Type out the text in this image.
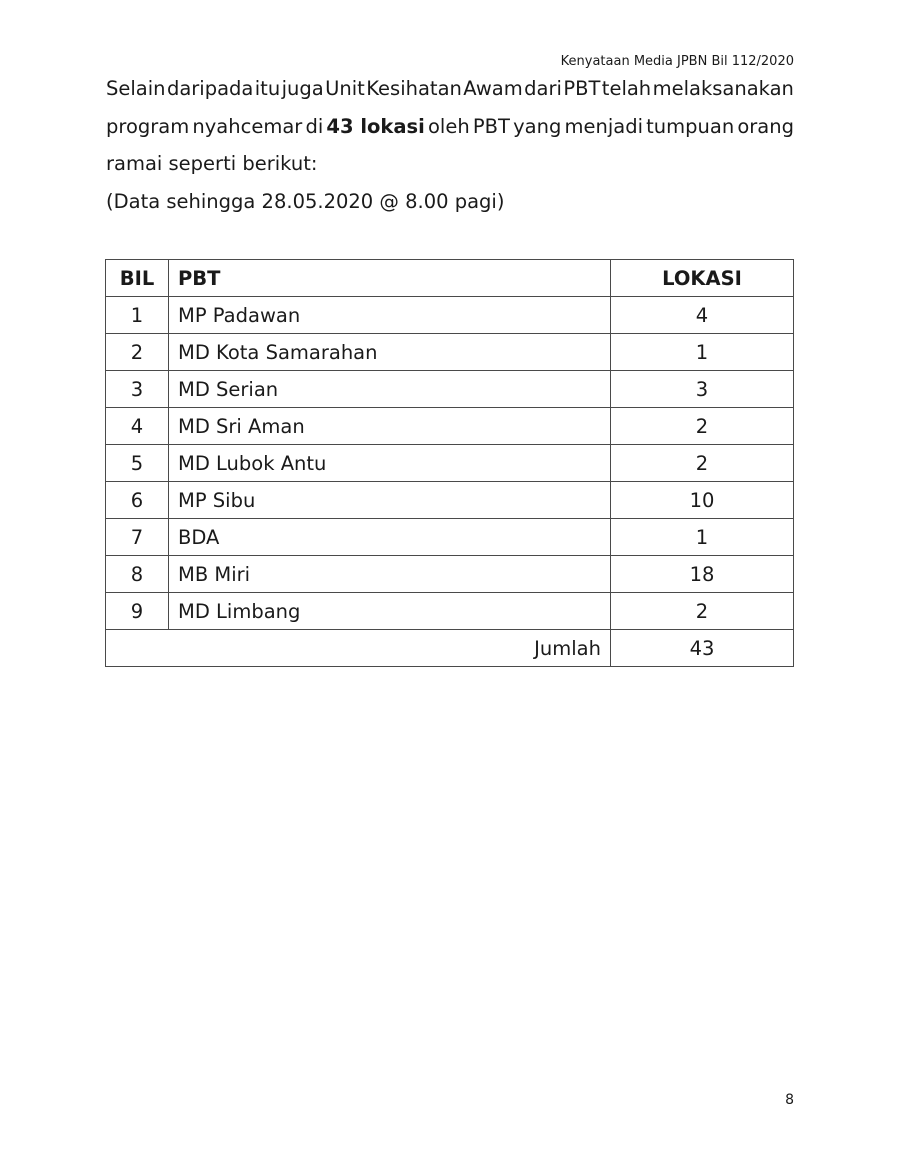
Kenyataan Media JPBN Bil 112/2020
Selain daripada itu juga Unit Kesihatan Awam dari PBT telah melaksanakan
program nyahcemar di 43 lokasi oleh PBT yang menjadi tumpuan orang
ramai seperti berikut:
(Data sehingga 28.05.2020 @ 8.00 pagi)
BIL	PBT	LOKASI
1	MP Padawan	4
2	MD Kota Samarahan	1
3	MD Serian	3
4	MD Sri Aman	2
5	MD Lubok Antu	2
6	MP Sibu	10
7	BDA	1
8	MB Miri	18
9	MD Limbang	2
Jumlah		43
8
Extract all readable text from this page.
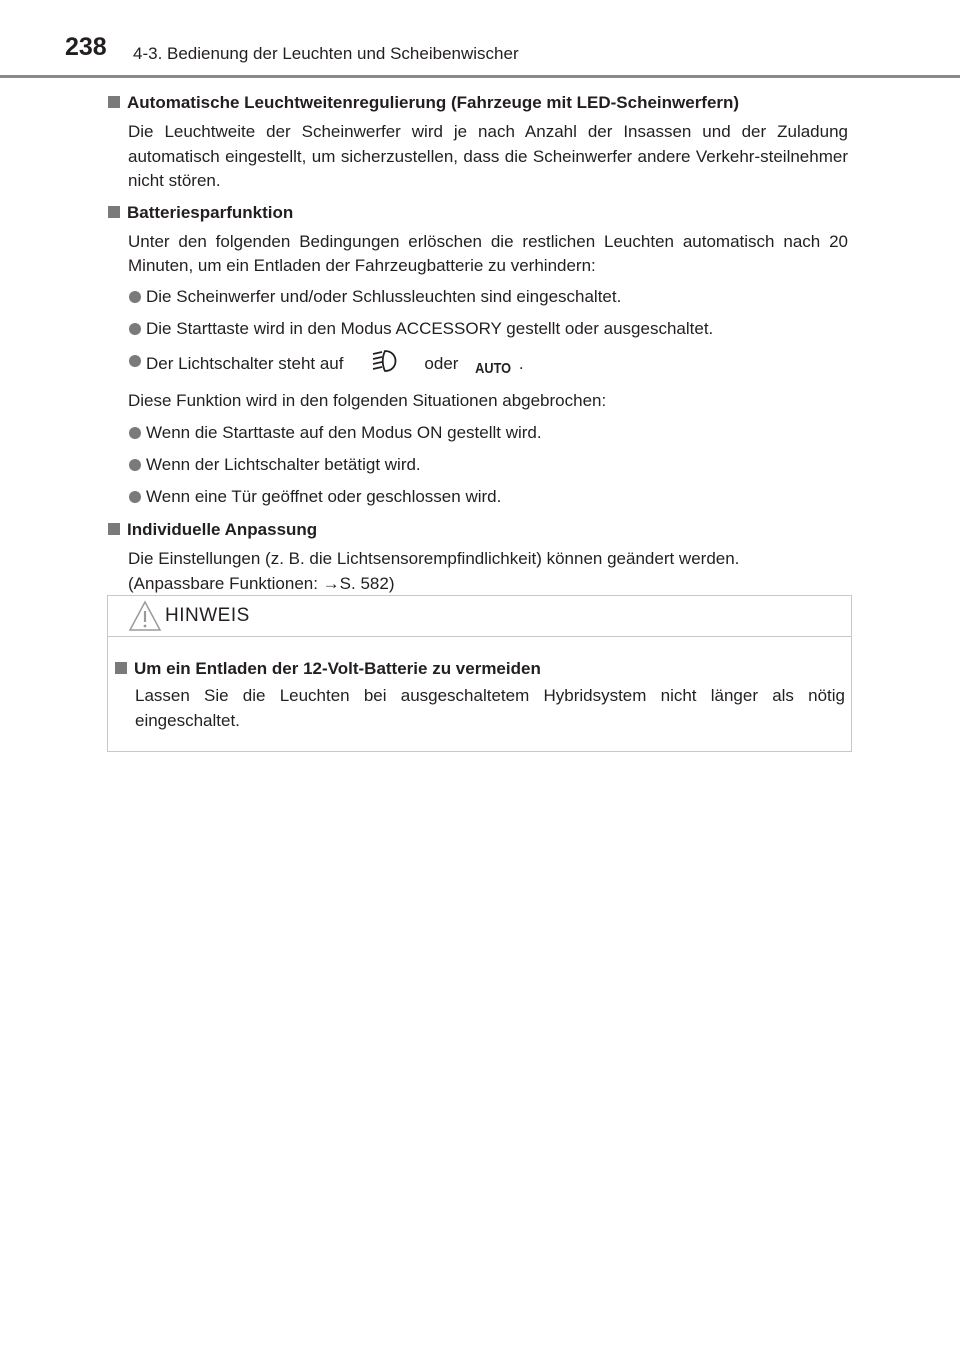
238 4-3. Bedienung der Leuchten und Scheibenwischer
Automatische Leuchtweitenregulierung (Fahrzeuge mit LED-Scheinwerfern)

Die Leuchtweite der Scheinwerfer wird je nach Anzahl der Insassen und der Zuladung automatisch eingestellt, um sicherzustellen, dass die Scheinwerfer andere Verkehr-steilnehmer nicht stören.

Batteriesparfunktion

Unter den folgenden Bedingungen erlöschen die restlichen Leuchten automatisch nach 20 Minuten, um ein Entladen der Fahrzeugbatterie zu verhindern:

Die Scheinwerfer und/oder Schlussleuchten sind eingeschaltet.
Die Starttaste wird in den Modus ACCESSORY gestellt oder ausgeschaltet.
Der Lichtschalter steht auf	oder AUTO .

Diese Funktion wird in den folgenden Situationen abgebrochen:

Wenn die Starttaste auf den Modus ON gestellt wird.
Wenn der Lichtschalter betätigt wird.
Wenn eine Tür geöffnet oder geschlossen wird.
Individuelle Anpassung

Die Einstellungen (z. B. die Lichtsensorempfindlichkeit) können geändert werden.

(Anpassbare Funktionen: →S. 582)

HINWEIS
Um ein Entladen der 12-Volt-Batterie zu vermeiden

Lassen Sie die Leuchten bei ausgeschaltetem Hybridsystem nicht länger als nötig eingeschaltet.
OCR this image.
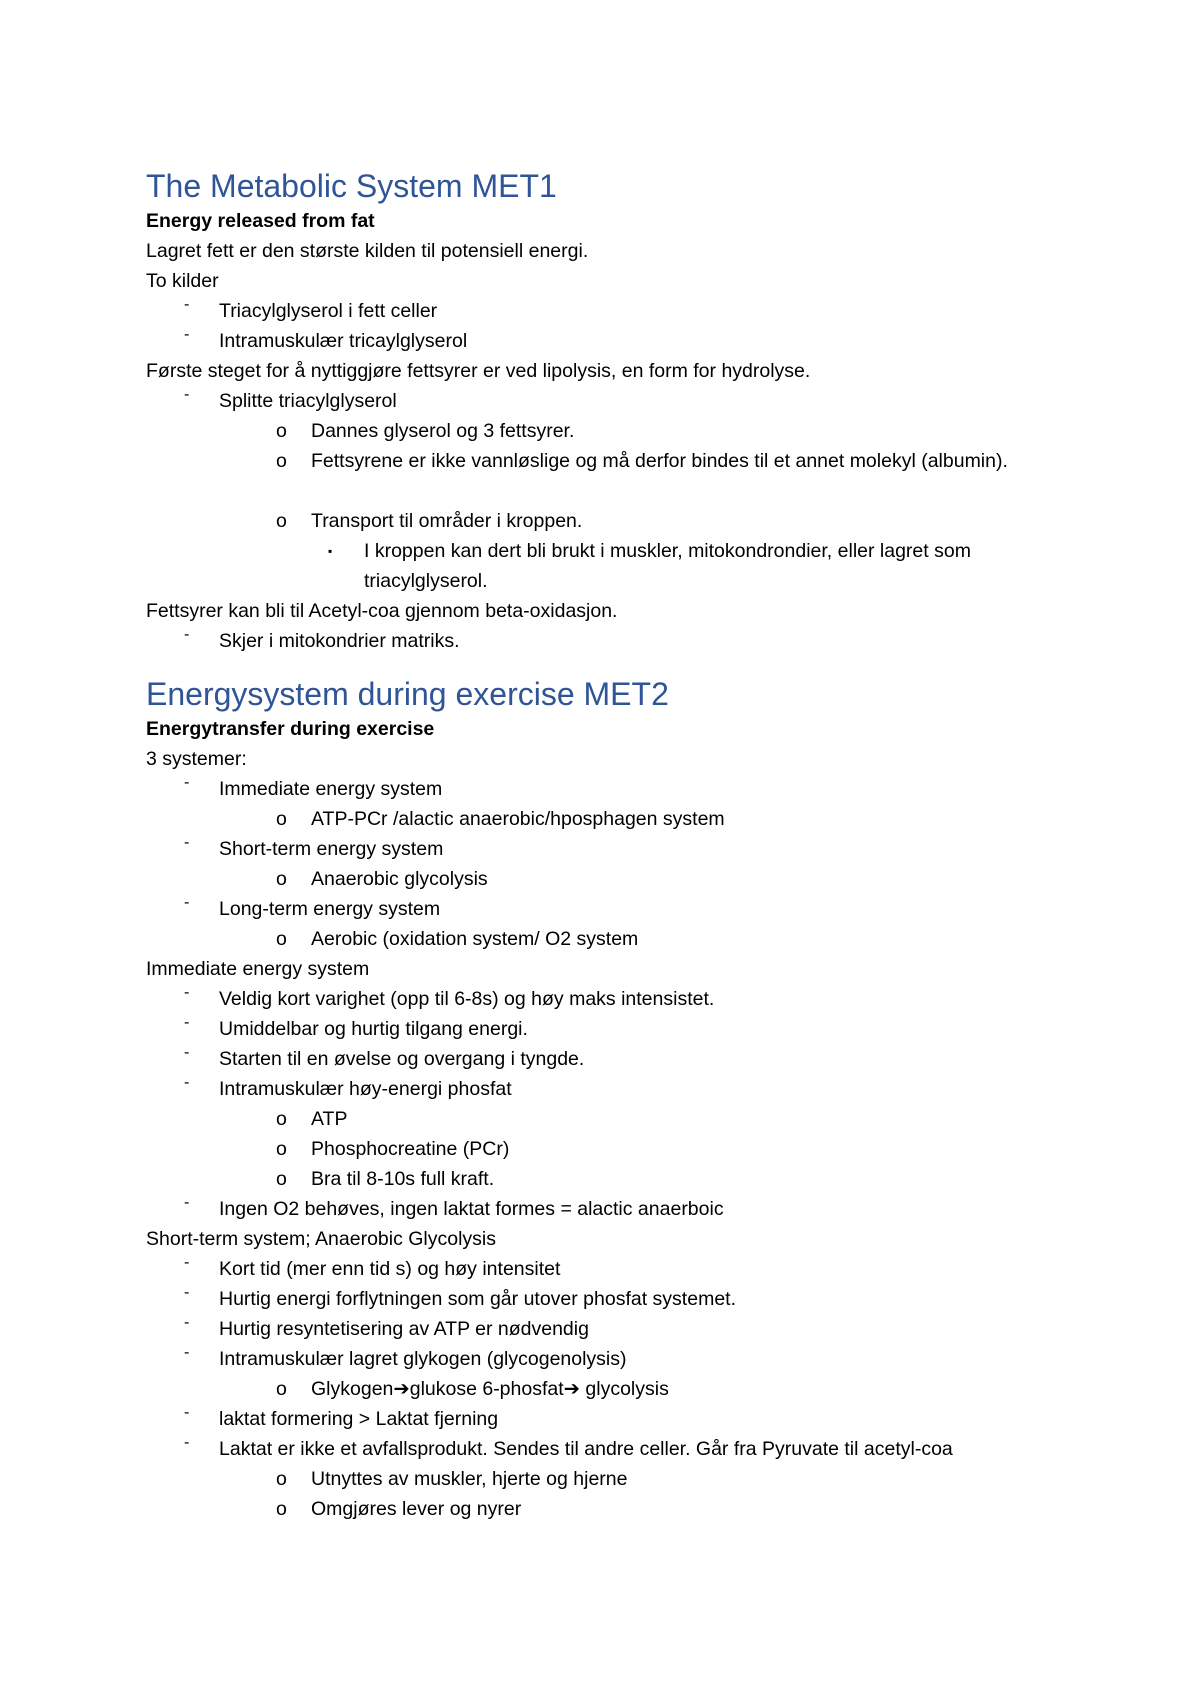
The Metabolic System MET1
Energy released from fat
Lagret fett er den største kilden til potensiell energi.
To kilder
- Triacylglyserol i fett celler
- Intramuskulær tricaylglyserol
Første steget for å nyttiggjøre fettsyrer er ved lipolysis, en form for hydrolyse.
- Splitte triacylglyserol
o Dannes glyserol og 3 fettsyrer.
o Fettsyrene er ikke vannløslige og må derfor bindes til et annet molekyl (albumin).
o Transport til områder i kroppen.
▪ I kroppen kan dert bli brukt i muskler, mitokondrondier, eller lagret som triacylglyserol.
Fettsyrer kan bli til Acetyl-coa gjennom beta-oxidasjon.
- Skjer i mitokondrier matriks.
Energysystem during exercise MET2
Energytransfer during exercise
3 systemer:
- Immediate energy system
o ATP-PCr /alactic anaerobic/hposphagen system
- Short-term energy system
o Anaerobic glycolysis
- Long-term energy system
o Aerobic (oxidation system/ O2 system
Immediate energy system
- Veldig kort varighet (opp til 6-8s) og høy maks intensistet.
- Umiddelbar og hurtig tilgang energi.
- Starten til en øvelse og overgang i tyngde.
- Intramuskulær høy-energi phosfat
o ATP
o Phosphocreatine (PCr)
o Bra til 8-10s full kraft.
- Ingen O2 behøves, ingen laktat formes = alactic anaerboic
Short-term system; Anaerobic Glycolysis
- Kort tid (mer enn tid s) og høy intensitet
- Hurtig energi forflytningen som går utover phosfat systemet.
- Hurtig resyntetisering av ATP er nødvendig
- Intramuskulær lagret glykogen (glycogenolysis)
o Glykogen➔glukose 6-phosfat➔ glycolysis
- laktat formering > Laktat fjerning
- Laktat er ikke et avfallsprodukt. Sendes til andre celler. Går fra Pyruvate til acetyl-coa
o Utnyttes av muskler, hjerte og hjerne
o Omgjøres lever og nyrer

—————

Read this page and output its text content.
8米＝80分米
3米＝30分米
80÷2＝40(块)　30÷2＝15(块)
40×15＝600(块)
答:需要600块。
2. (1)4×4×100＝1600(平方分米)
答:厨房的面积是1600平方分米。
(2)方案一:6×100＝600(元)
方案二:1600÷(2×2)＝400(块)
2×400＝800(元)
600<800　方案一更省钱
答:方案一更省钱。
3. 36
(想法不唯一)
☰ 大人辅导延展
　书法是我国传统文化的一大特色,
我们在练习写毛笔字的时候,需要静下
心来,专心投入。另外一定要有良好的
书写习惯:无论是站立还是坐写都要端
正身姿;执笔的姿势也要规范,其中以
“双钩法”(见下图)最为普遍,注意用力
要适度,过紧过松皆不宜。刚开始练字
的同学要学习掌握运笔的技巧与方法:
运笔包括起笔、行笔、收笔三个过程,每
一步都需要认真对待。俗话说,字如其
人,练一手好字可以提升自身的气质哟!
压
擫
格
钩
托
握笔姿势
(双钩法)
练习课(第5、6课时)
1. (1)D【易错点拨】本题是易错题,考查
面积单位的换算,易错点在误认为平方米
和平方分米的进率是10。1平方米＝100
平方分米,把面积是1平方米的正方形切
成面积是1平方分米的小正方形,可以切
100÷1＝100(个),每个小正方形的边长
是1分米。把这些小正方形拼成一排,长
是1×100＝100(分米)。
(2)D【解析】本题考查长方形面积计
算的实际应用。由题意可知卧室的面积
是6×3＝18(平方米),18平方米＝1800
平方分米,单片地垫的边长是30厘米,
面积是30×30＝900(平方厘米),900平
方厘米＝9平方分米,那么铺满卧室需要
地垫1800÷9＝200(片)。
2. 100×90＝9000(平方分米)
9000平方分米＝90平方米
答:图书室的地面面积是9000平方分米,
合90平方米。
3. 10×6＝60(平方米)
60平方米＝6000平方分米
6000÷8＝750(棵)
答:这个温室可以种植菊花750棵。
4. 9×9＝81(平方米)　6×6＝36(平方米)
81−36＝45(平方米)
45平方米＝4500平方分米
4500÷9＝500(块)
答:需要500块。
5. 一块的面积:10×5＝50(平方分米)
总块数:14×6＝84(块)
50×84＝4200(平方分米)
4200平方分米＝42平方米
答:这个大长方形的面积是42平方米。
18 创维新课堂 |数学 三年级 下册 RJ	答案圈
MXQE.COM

—————

**What you are asked to do**
Check each line above for the string "during" and show the ones that have it.

**Answer**
Energysystem during exercise MET2
Energytransfer during exercise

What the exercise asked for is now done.